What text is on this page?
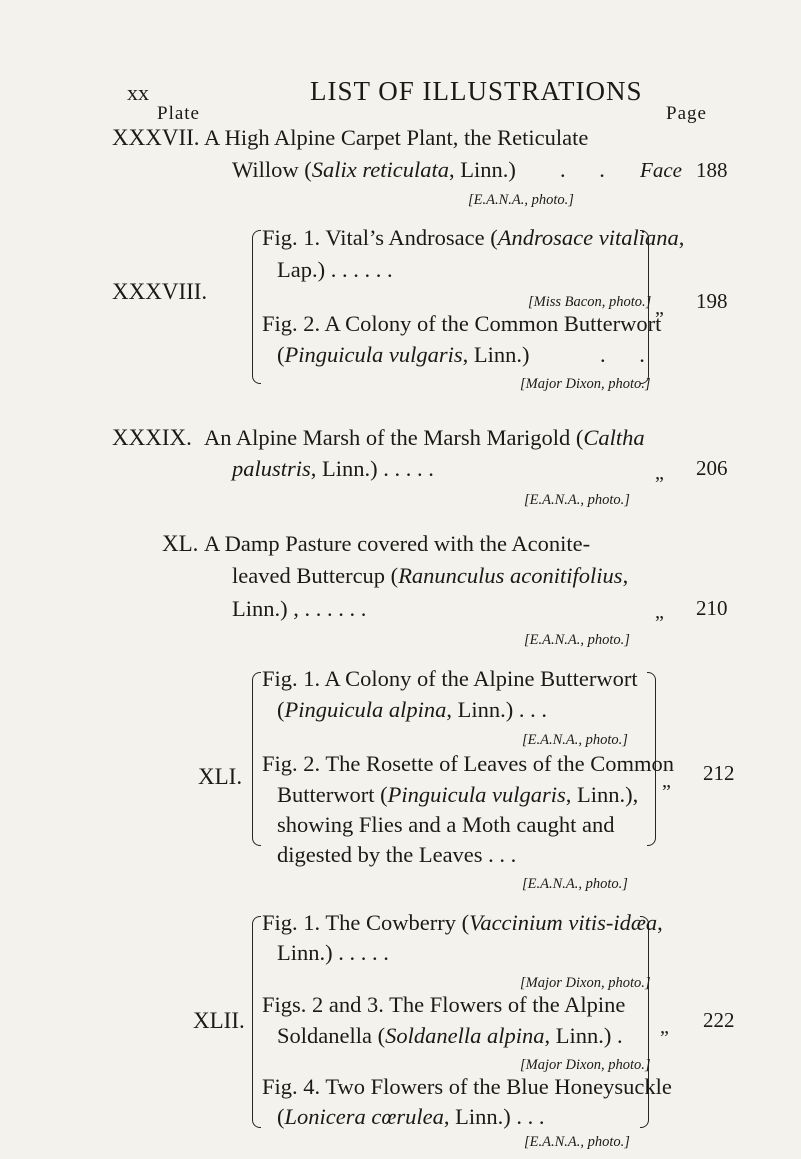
xx	LIST OF ILLUSTRATIONS
Plate	Page
XXXVII. A High Alpine Carpet Plant, the Reticulate
Willow (Salix reticulata, Linn.) . .
[E.A.N.A., photo.]
Face 188
XXXVIII.
Fig. 1. Vital’s Androsace (Androsace vitaliana,
Lap.) . . . . . .
[Miss Bacon, photo.]
Fig. 2. A Colony of the Common Butterwort
(Pinguicula vulgaris, Linn.)	. .
[Major Dixon, photo.]
„ 198
XXXIX. An Alpine Marsh of the Marsh Marigold (Caltha
palustris, Linn.) . . . . .
[E.A.N.A., photo.]
„ 206
XL. A Damp Pasture covered with the Aconite-
leaved Buttercup (Ranunculus aconitifolius,
Linn.) , . . . . . .
[E.A.N.A., photo.]
„ 210
XLI.
Fig. 1. A Colony of the Alpine Butterwort
(Pinguicula alpina, Linn.) . . .
[E.A.N.A., photo.]
Fig. 2. The Rosette of Leaves of the Common
Butterwort (Pinguicula vulgaris, Linn.),
showing Flies and a Moth caught and
digested by the Leaves . . .
[E.A.N.A., photo.]
„ 212
XLII.
Fig. 1. The Cowberry (Vaccinium vitis-idæa,
Linn.) . . . . .
[Major Dixon, photo.]
Figs. 2 and 3. The Flowers of the Alpine
Soldanella (Soldanella alpina, Linn.) .
[Major Dixon, photo.]
Fig. 4. Two Flowers of the Blue Honeysuckle
(Lonicera cœrulea, Linn.) . . .
[E.A.N.A., photo.]
„ 222
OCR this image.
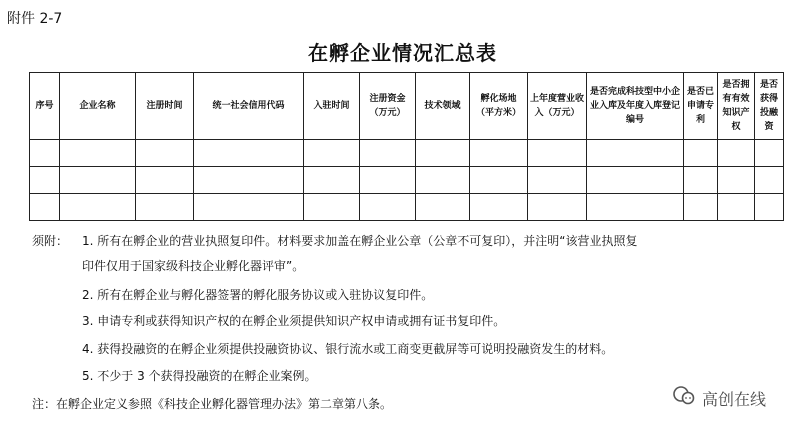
附件 2-7
在孵企业情况汇总表
序号	企业名称	注册时间	统一社会信用代码	入驻时间	注册资金（万元）	技术领域	孵化场地（平方米）	上年度营业收入（万元）	是否完成科技型中小企业入库及年度入库登记编号	是否已申请专利	是否拥有有效知识产权	是否获得投融资

须附： 1. 所有在孵企业的营业执照复印件。材料要求加盖在孵企业公章（公章不可复印），并注明“该营业执照复
印件仅用于国家级科技企业孵化器评审”。
2. 所有在孵企业与孵化器签署的孵化服务协议或入驻协议复印件。
3. 申请专利或获得知识产权的在孵企业须提供知识产权申请或拥有证书复印件。
4. 获得投融资的在孵企业须提供投融资协议、银行流水或工商变更截屏等可说明投融资发生的材料。
5. 不少于 3 个获得投融资的在孵企业案例。
注：在孵企业定义参照《科技企业孵化器管理办法》第二章第八条。	高创在线
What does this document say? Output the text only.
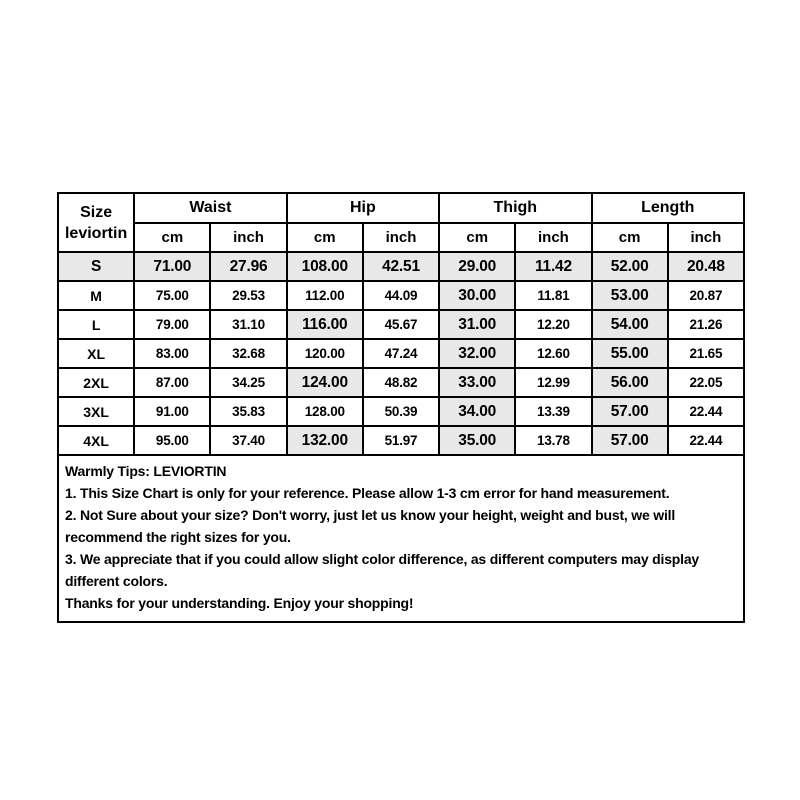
Size
leviortin	Waist		Hip		Thigh		Length	
	cm	inch	cm	inch	cm	inch	cm	inch
S	71.00	27.96	108.00	42.51	29.00	11.42	52.00	20.48
M	75.00	29.53	112.00	44.09	30.00	11.81	53.00	20.87
L	79.00	31.10	116.00	45.67	31.00	12.20	54.00	21.26
XL	83.00	32.68	120.00	47.24	32.00	12.60	55.00	21.65
2XL	87.00	34.25	124.00	48.82	33.00	12.99	56.00	22.05
3XL	91.00	35.83	128.00	50.39	34.00	13.39	57.00	22.44
4XL	95.00	37.40	132.00	51.97	35.00	13.78	57.00	22.44

Warmly Tips: LEVIORTIN

1. This Size Chart is only for your reference. Please allow 1-3 cm error for hand measurement.

2. Not Sure about your size? Don't worry, just let us know your height, weight and bust, we will recommend the right sizes for you.

3. We appreciate that if you could allow slight color difference, as different computers may display different colors.

Thanks for your understanding. Enjoy your shopping!
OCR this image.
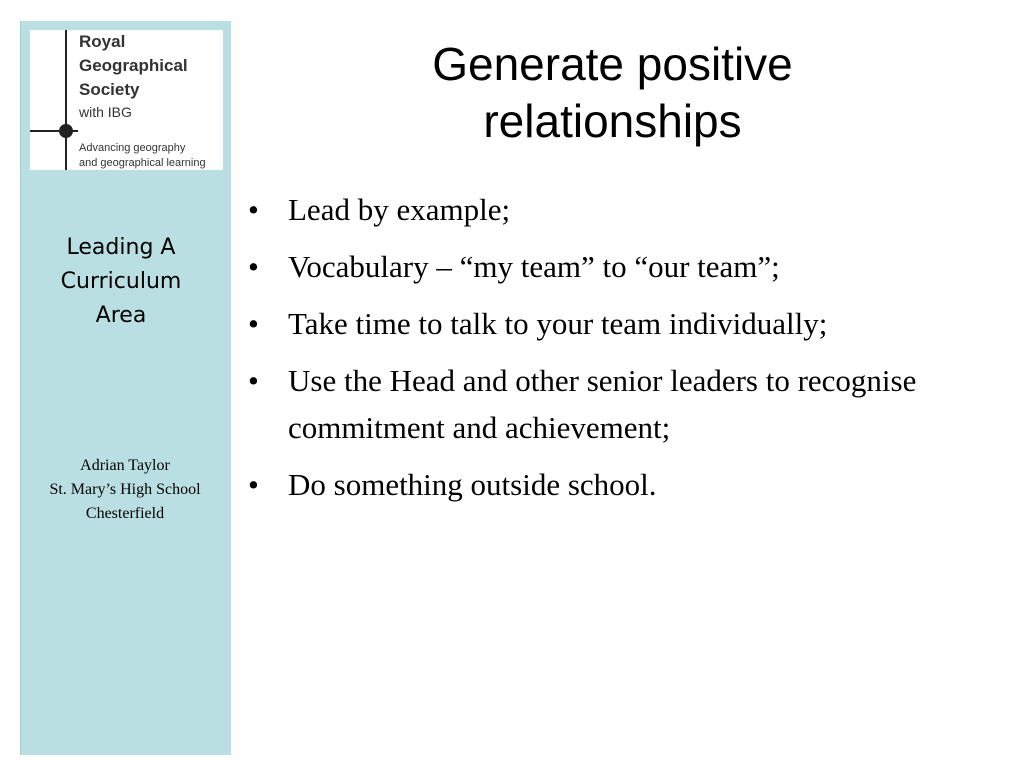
Royal
Geographical
Society
with IBG
Advancing geography
and geographical learning
Leading A
Curriculum
Area
Adrian Taylor
St. Mary’s High School
Chesterfield
Generate positive
relationships
• Lead by example;
• Vocabulary – “my team” to “our team”;
• Take time to talk to your team individually;
• Use the Head and other senior leaders to recognise commitment and achievement;
• Do something outside school.
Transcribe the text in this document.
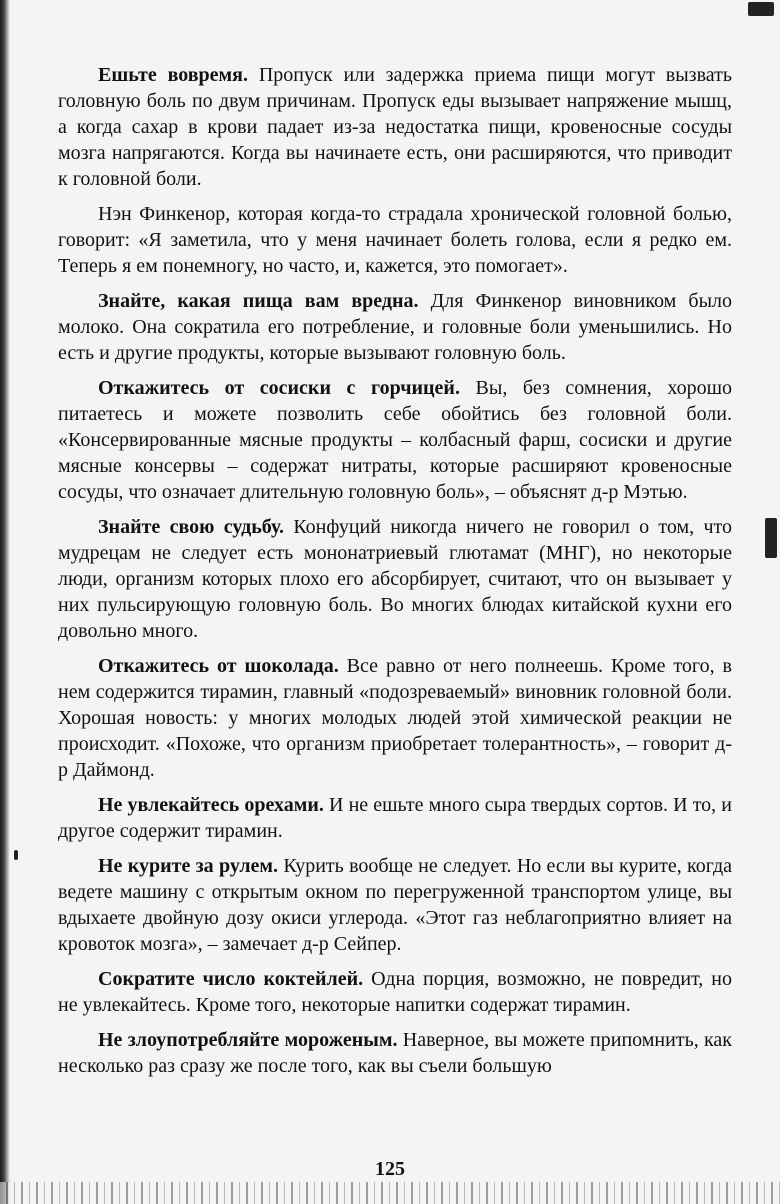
Ешьте вовремя. Пропуск или задержка приема пищи могут вызвать головную боль по двум причинам. Пропуск еды вызывает напряжение мышц, а когда сахар в крови падает из-за недостатка пищи, кровеносные сосуды мозга напрягаются. Когда вы начинаете есть, они расширяются, что приводит к головной боли.

Нэн Финкенор, которая когда-то страдала хронической головной болью, говорит: «Я заметила, что у меня начинает болеть голова, если я редко ем. Теперь я ем понемногу, но часто, и, кажется, это помогает».

Знайте, какая пища вам вредна. Для Финкенор виновником было молоко. Она сократила его потребление, и головные боли уменьшились. Но есть и другие продукты, которые вызывают головную боль.

Откажитесь от сосиски с горчицей. Вы, без сомнения, хорошо питаетесь и можете позволить себе обойтись без головной боли. «Консервированные мясные продукты – колбасный фарш, сосиски и другие мясные консервы – содержат нитраты, которые расширяют кровеносные сосуды, что означает длительную головную боль», – объяснят д-р Мэтью.

Знайте свою судьбу. Конфуций никогда ничего не говорил о том, что мудрецам не следует есть мононатриевый глютамат (МНГ), но некоторые люди, организм которых плохо его абсорбирует, считают, что он вызывает у них пульсирующую головную боль. Во многих блюдах китайской кухни его довольно много.

Откажитесь от шоколада. Все равно от него полнеешь. Кроме того, в нем содержится тирамин, главный «подозреваемый» виновник головной боли. Хорошая новость: у многих молодых людей этой химической реакции не происходит. «Похоже, что организм приобретает толерантность», – говорит д-р Даймонд.

Не увлекайтесь орехами. И не ешьте много сыра твердых сортов. И то, и другое содержит тирамин.

Не курите за рулем. Курить вообще не следует. Но если вы курите, когда ведете машину с открытым окном по перегруженной транспортом улице, вы вдыхаете двойную дозу окиси углерода. «Этот газ неблагоприятно влияет на кровоток мозга», – замечает д-р Сейпер.

Сократите число коктейлей. Одна порция, возможно, не повредит, но не увлекайтесь. Кроме того, некоторые напитки содержат тирамин.

Не злоупотребляйте мороженым. Наверное, вы можете припомнить, как несколько раз сразу же после того, как вы съели большую

125
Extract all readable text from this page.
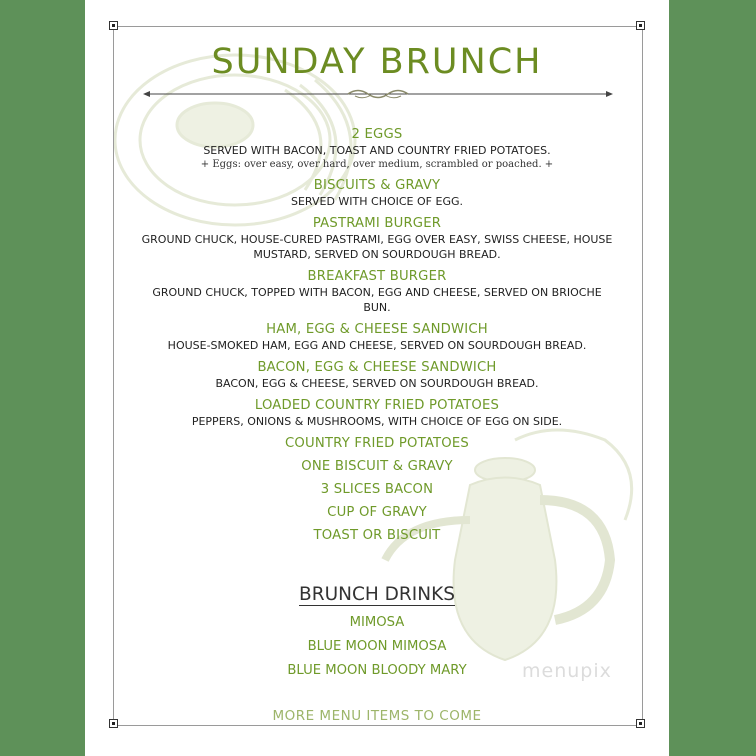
SUNDAY BRUNCH
2 EGGS
SERVED WITH BACON, TOAST AND COUNTRY FRIED POTATOES.
+ Eggs: over easy, over hard, over medium, scrambled or poached. +
BISCUITS & GRAVY
SERVED WITH CHOICE OF EGG.
PASTRAMI BURGER
GROUND CHUCK, HOUSE-CURED PASTRAMI, EGG OVER EASY, SWISS CHEESE, HOUSE MUSTARD, SERVED ON SOURDOUGH BREAD.
BREAKFAST BURGER
GROUND CHUCK, TOPPED WITH BACON, EGG AND CHEESE, SERVED ON BRIOCHE BUN.
HAM, EGG & CHEESE SANDWICH
HOUSE-SMOKED HAM, EGG AND CHEESE, SERVED ON SOURDOUGH BREAD.
BACON, EGG & CHEESE SANDWICH
BACON, EGG & CHEESE, SERVED ON SOURDOUGH BREAD.
LOADED COUNTRY FRIED POTATOES
PEPPERS, ONIONS & MUSHROOMS, WITH CHOICE OF EGG ON SIDE.
COUNTRY FRIED POTATOES
ONE BISCUIT & GRAVY
3 SLICES BACON
CUP OF GRAVY
TOAST OR BISCUIT
BRUNCH DRINKS
MIMOSA
BLUE MOON MIMOSA
BLUE MOON BLOODY MARY	menupix
MORE MENU ITEMS TO COME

○ ○ ○ ○ ○ ○ ○

*Short exercise*
Return every line from the records above that holds the word "allow".

*Solution for this exercise*
1. This Size Chart is only for your reference. Please allow 1-3 cm error for hand measurement.
3. We appreciate that if you could allow slight color difference, as different computers may display different colors.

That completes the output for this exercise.